───── DATA SHOWN ─────

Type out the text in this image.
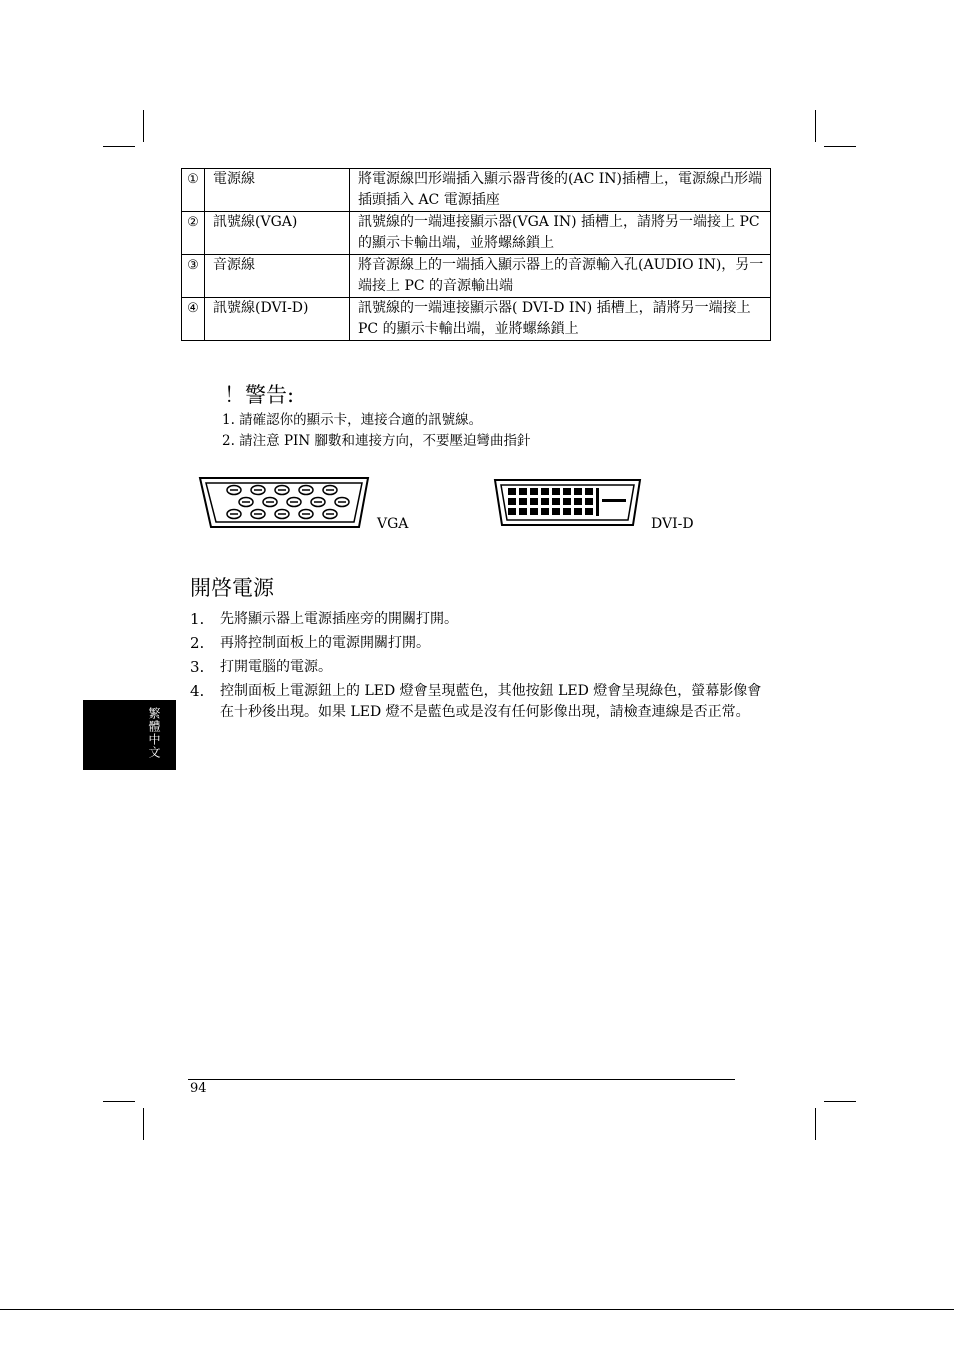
①	電源線	將電源線凹形端插入顯示器背後的(AC IN)插槽上，電源線凸形端插頭插入 AC 電源插座
②	訊號線(VGA)	訊號線的一端連接顯示器(VGA IN) 插槽上，請將另一端接上 PC 的顯示卡輸出端，並將螺絲鎖上
③	音源線	將音源線上的一端插入顯示器上的音源輸入孔(AUDIO IN)，另一端接上 PC 的音源輸出端
④	訊號線(DVI-D)	訊號線的一端連接顯示器( DVI-D IN) 插槽上，請將另一端接上 PC 的顯示卡輸出端，並將螺絲鎖上
！警告:
1. 請確認你的顯示卡，連接合適的訊號線。
2. 請注意 PIN 腳數和連接方向，不要壓迫彎曲指針
VGA	DVI-D
開啓電源
1. 先將顯示器上電源插座旁的開關打開。
2. 再將控制面板上的電源開關打開。
3. 打開電腦的電源。
4. 控制面板上電源鈕上的 LED 燈會呈現藍色，其他按鈕 LED 燈會呈現綠色，螢幕影像會在十秒後出現。如果 LED 燈不是藍色或是沒有任何影像出現，請檢查連線是否正常。
繁體中文
94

─────

SET EXERCISE
Omitting all images, retype each line of the records precisely.

RESULT FOR THIS EXERCISE
Type out the text in this image.
①	電源線	將電源線凹形端插入顯示器背後的(AC IN)插槽上，電源線凸形端插頭插入 AC 電源插座
②	訊號線(VGA)	訊號線的一端連接顯示器(VGA IN) 插槽上，請將另一端接上 PC 的顯示卡輸出端，並將螺絲鎖上
③	音源線	將音源線上的一端插入顯示器上的音源輸入孔(AUDIO IN)，另一端接上 PC 的音源輸出端
④	訊號線(DVI-D)	訊號線的一端連接顯示器( DVI-D IN) 插槽上，請將另一端接上 PC 的顯示卡輸出端，並將螺絲鎖上
！警告:
1. 請確認你的顯示卡，連接合適的訊號線。
2. 請注意 PIN 腳數和連接方向，不要壓迫彎曲指針
VGA	DVI-D
開啓電源
1. 先將顯示器上電源插座旁的開關打開。
2. 再將控制面板上的電源開關打開。
3. 打開電腦的電源。
4. 控制面板上電源鈕上的 LED 燈會呈現藍色，其他按鈕 LED 燈會呈現綠色，螢幕影像會在十秒後出現。如果 LED 燈不是藍色或是沒有任何影像出現，請檢查連線是否正常。
繁體中文
94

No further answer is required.